Begin

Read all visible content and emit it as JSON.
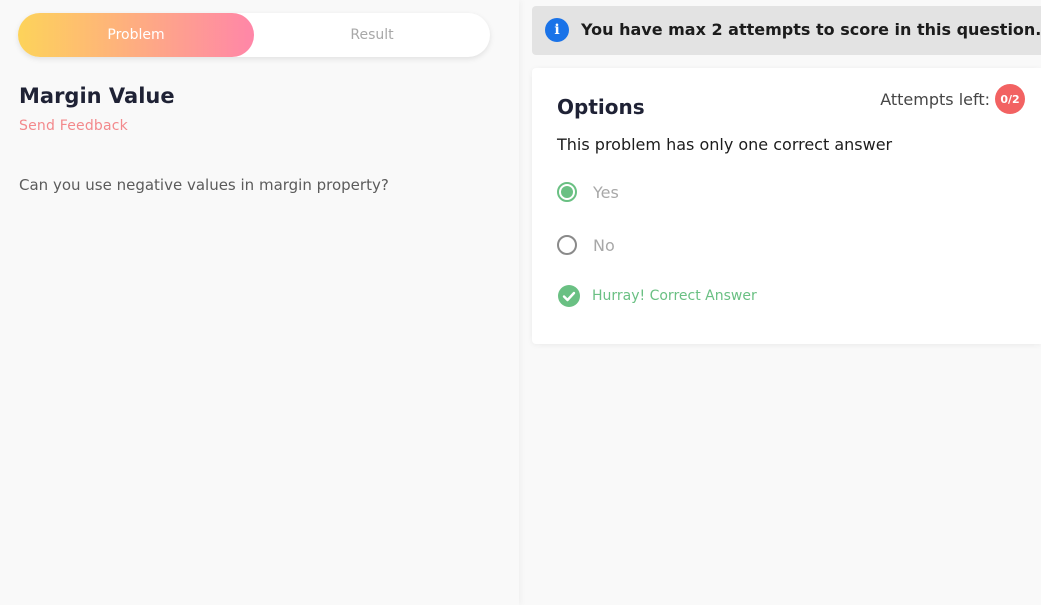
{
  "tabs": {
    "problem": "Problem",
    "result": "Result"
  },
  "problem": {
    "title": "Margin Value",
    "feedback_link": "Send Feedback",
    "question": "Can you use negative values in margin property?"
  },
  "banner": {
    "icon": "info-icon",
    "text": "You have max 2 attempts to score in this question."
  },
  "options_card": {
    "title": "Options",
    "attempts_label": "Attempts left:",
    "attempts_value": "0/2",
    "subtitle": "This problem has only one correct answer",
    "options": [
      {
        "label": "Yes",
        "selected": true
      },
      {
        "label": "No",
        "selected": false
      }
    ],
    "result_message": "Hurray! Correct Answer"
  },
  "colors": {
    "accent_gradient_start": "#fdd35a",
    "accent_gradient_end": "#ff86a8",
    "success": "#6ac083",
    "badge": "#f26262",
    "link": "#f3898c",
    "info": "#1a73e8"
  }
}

End
Begin

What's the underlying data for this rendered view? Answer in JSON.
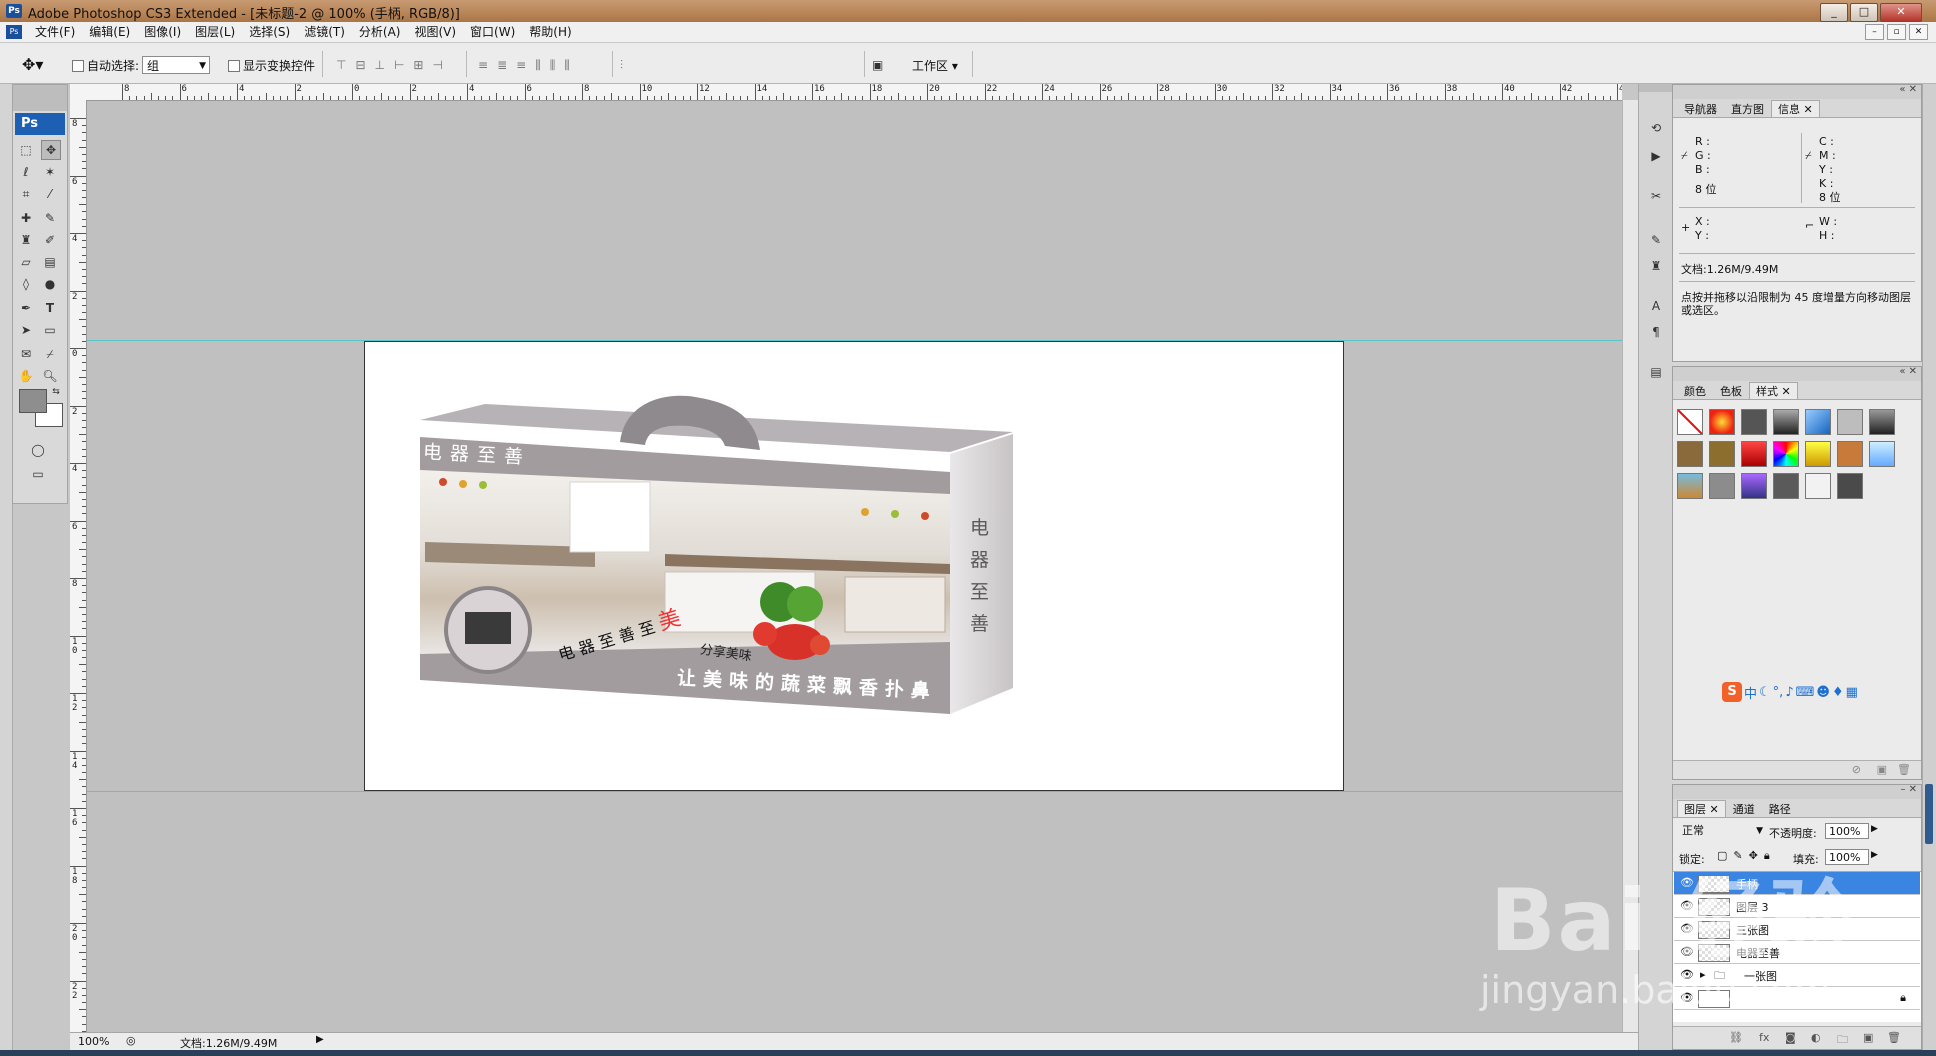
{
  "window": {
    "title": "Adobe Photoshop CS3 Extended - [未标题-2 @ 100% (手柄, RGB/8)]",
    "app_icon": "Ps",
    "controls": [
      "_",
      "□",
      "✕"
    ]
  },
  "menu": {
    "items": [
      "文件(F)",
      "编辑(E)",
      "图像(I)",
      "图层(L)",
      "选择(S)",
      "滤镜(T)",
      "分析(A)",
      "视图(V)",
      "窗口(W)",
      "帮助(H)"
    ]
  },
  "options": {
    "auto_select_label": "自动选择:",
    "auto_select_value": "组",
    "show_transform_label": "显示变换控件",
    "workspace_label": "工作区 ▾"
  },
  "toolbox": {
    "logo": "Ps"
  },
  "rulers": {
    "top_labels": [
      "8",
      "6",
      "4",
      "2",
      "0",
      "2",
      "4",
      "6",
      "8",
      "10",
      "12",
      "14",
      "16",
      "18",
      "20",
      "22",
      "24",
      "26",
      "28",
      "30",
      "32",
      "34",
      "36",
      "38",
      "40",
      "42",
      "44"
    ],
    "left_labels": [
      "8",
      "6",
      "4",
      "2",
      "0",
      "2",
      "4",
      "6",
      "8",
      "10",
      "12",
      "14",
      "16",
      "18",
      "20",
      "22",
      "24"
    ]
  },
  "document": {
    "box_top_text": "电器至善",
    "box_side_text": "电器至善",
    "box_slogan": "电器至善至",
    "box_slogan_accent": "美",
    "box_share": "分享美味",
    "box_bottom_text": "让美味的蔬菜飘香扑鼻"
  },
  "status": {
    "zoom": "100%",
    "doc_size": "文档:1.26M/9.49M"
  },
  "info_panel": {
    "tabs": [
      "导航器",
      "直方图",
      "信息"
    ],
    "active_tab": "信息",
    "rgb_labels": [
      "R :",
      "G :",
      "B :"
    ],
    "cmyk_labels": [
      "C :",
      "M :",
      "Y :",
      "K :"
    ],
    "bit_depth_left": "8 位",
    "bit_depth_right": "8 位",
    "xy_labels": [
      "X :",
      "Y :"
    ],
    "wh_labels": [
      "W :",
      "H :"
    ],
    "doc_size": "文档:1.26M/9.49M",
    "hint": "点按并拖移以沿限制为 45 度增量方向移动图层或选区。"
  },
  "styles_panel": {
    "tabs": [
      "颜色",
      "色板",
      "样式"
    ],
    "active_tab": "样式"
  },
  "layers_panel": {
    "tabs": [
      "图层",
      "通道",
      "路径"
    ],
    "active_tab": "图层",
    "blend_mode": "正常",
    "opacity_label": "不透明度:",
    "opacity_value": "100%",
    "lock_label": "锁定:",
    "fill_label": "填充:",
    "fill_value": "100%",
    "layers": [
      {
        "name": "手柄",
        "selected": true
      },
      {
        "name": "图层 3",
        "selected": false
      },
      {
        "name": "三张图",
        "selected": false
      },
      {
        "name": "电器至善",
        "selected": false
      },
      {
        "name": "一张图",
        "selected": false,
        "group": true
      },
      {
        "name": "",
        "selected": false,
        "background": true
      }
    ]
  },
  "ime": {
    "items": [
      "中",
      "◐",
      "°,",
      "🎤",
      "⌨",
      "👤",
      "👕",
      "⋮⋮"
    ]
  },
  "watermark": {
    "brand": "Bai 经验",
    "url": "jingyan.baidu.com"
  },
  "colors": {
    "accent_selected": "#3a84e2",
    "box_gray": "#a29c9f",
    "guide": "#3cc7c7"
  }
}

End

• **The problem**:
Copy each line of the listing that contains the string "name".

• **Output of the task**:
        "name": "手柄",
        "name": "图层 3",
        "name": "三张图",
        "name": "电器至善",
        "name": "一张图",
        "name": "",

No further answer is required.